== TASK ==
Copy the data exactly as it appears, and do not include any pictures.
------------------------------------------------------------
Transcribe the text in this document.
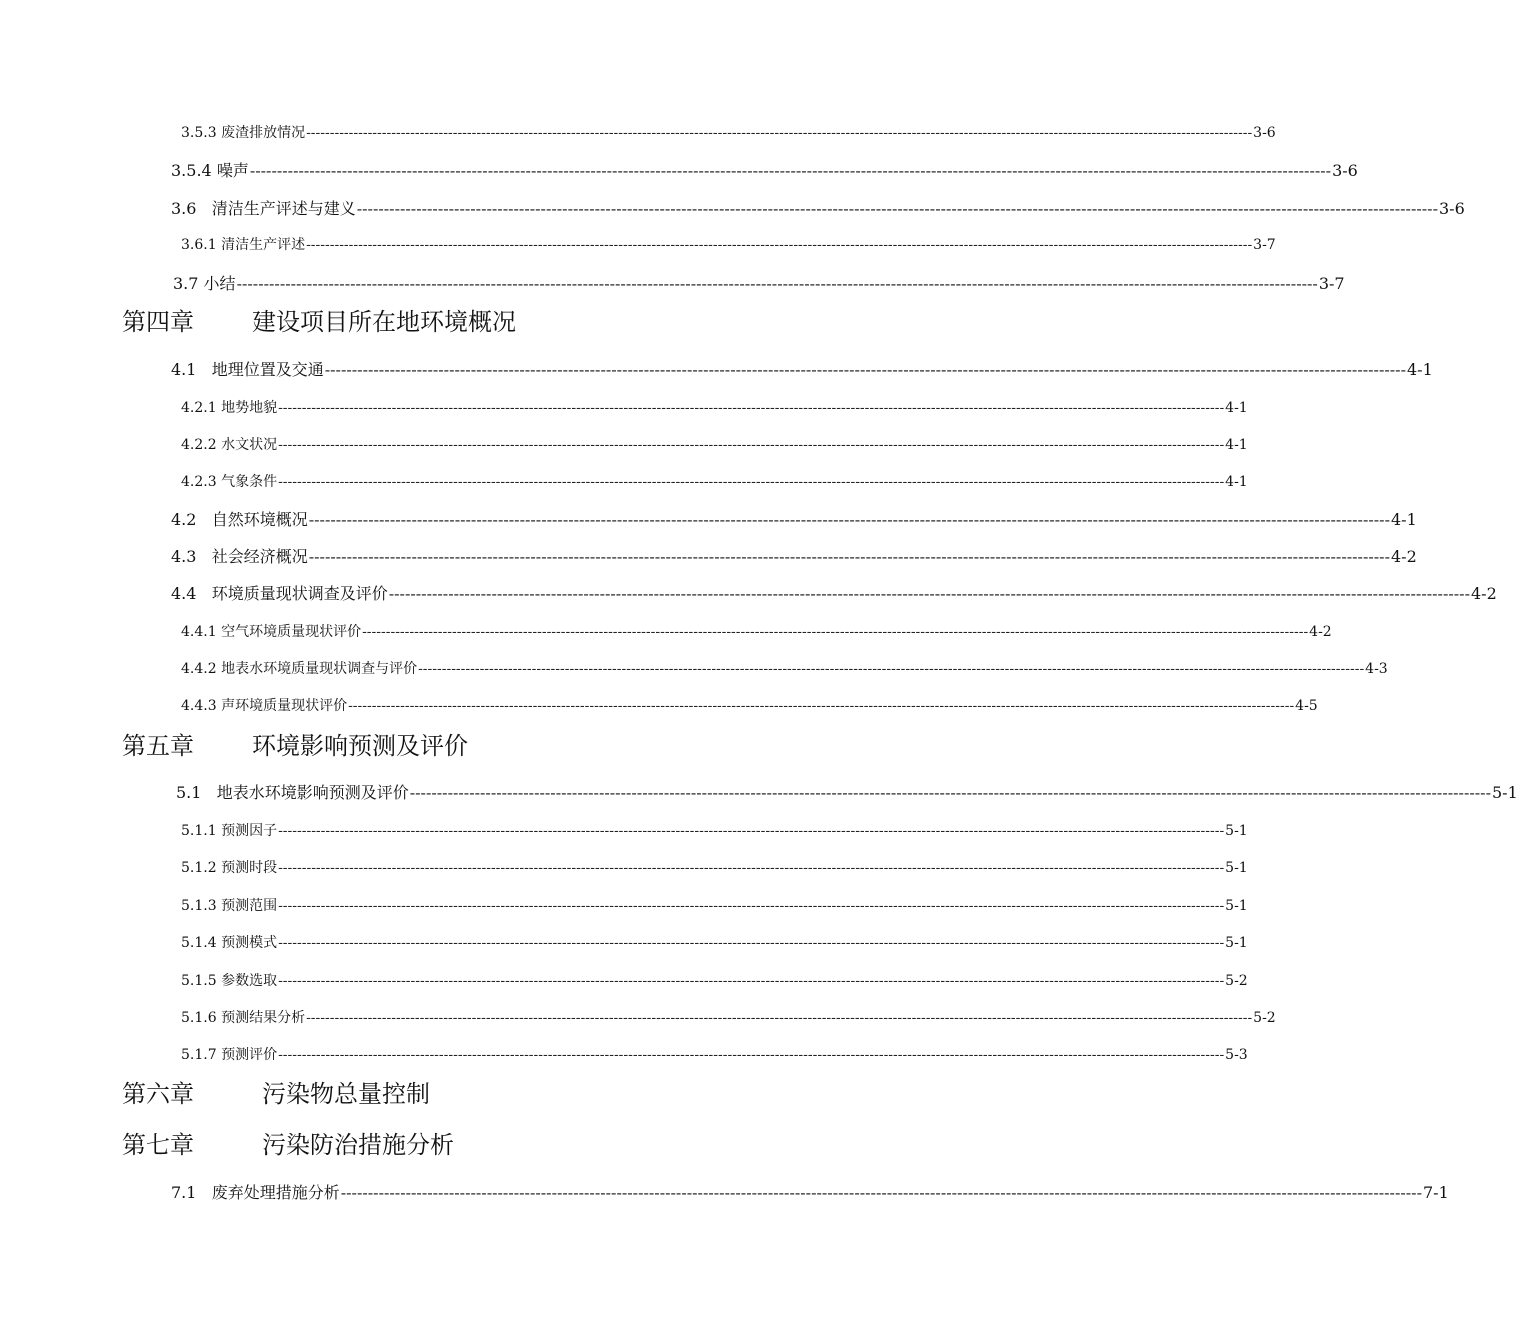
3.5.3
废渣排放情况 -------------------------------------------------------------------------------------------------------------------------------------------------------------------------------------------------------- 3-6
3.5.4
噪声 -------------------------------------------------------------------------------------------------------------------------------------------------------------------------------------------------------- 3-6
3.6
清洁生产评述与建义 -------------------------------------------------------------------------------------------------------------------------------------------------------------------------------------------------------- 3-6
3.6.1
清洁生产评述 -------------------------------------------------------------------------------------------------------------------------------------------------------------------------------------------------------- 3-7
3.7
小结 -------------------------------------------------------------------------------------------------------------------------------------------------------------------------------------------------------- 3-7
第四章 建设项目所在地环境概况
4.1
地理位置及交通 -------------------------------------------------------------------------------------------------------------------------------------------------------------------------------------------------------- 4-1
4.2.1
地势地貌 -------------------------------------------------------------------------------------------------------------------------------------------------------------------------------------------------------- 4-1
4.2.2
水文状况 -------------------------------------------------------------------------------------------------------------------------------------------------------------------------------------------------------- 4-1
4.2.3
气象条件 -------------------------------------------------------------------------------------------------------------------------------------------------------------------------------------------------------- 4-1
4.2
自然环境概况 -------------------------------------------------------------------------------------------------------------------------------------------------------------------------------------------------------- 4-1
4.3
社会经济概况 -------------------------------------------------------------------------------------------------------------------------------------------------------------------------------------------------------- 4-2
4.4
环境质量现状调查及评价 -------------------------------------------------------------------------------------------------------------------------------------------------------------------------------------------------------- 4-2
4.4.1
空气环境质量现状评价 -------------------------------------------------------------------------------------------------------------------------------------------------------------------------------------------------------- 4-2
4.4.2
地表水环境质量现状调查与评价 -------------------------------------------------------------------------------------------------------------------------------------------------------------------------------------------------------- 4-3
4.4.3
声环境质量现状评价 -------------------------------------------------------------------------------------------------------------------------------------------------------------------------------------------------------- 4-5
第五章 环境影响预测及评价
5.1
地表水环境影响预测及评价 -------------------------------------------------------------------------------------------------------------------------------------------------------------------------------------------------------- 5-1
5.1.1
预测因子 -------------------------------------------------------------------------------------------------------------------------------------------------------------------------------------------------------- 5-1
5.1.2
预测时段 -------------------------------------------------------------------------------------------------------------------------------------------------------------------------------------------------------- 5-1
5.1.3
预测范围 -------------------------------------------------------------------------------------------------------------------------------------------------------------------------------------------------------- 5-1
5.1.4
预测模式 -------------------------------------------------------------------------------------------------------------------------------------------------------------------------------------------------------- 5-1
5.1.5
参数选取 -------------------------------------------------------------------------------------------------------------------------------------------------------------------------------------------------------- 5-2
5.1.6
预测结果分析 -------------------------------------------------------------------------------------------------------------------------------------------------------------------------------------------------------- 5-2
5.1.7
预测评价 -------------------------------------------------------------------------------------------------------------------------------------------------------------------------------------------------------- 5-3
第六章	污染物总量控制
第七章	污染防治措施分析
7.1
废弃处理措施分析 -------------------------------------------------------------------------------------------------------------------------------------------------------------------------------------------------------- 7-1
------------------------------------------------------------
== SOLUTION TO THIS PROBLEM ==
Transcribe the text in this document.
3.5.3
废渣排放情况 -------------------------------------------------------------------------------------------------------------------------------------------------------------------------------------------------------- 3-6
3.5.4
噪声 -------------------------------------------------------------------------------------------------------------------------------------------------------------------------------------------------------- 3-6
3.6
清洁生产评述与建义 -------------------------------------------------------------------------------------------------------------------------------------------------------------------------------------------------------- 3-6
3.6.1
清洁生产评述 -------------------------------------------------------------------------------------------------------------------------------------------------------------------------------------------------------- 3-7
3.7
小结 -------------------------------------------------------------------------------------------------------------------------------------------------------------------------------------------------------- 3-7
第四章 建设项目所在地环境概况
4.1
地理位置及交通 -------------------------------------------------------------------------------------------------------------------------------------------------------------------------------------------------------- 4-1
4.2.1
地势地貌 -------------------------------------------------------------------------------------------------------------------------------------------------------------------------------------------------------- 4-1
4.2.2
水文状况 -------------------------------------------------------------------------------------------------------------------------------------------------------------------------------------------------------- 4-1
4.2.3
气象条件 -------------------------------------------------------------------------------------------------------------------------------------------------------------------------------------------------------- 4-1
4.2
自然环境概况 -------------------------------------------------------------------------------------------------------------------------------------------------------------------------------------------------------- 4-1
4.3
社会经济概况 -------------------------------------------------------------------------------------------------------------------------------------------------------------------------------------------------------- 4-2
4.4
环境质量现状调查及评价 -------------------------------------------------------------------------------------------------------------------------------------------------------------------------------------------------------- 4-2
4.4.1
空气环境质量现状评价 -------------------------------------------------------------------------------------------------------------------------------------------------------------------------------------------------------- 4-2
4.4.2
地表水环境质量现状调查与评价 -------------------------------------------------------------------------------------------------------------------------------------------------------------------------------------------------------- 4-3
4.4.3
声环境质量现状评价 -------------------------------------------------------------------------------------------------------------------------------------------------------------------------------------------------------- 4-5
第五章 环境影响预测及评价
5.1
地表水环境影响预测及评价 -------------------------------------------------------------------------------------------------------------------------------------------------------------------------------------------------------- 5-1
5.1.1
预测因子 -------------------------------------------------------------------------------------------------------------------------------------------------------------------------------------------------------- 5-1
5.1.2
预测时段 -------------------------------------------------------------------------------------------------------------------------------------------------------------------------------------------------------- 5-1
5.1.3
预测范围 -------------------------------------------------------------------------------------------------------------------------------------------------------------------------------------------------------- 5-1
5.1.4
预测模式 -------------------------------------------------------------------------------------------------------------------------------------------------------------------------------------------------------- 5-1
5.1.5
参数选取 -------------------------------------------------------------------------------------------------------------------------------------------------------------------------------------------------------- 5-2
5.1.6
预测结果分析 -------------------------------------------------------------------------------------------------------------------------------------------------------------------------------------------------------- 5-2
5.1.7
预测评价 -------------------------------------------------------------------------------------------------------------------------------------------------------------------------------------------------------- 5-3
第六章	污染物总量控制
第七章	污染防治措施分析
7.1
废弃处理措施分析 -------------------------------------------------------------------------------------------------------------------------------------------------------------------------------------------------------- 7-1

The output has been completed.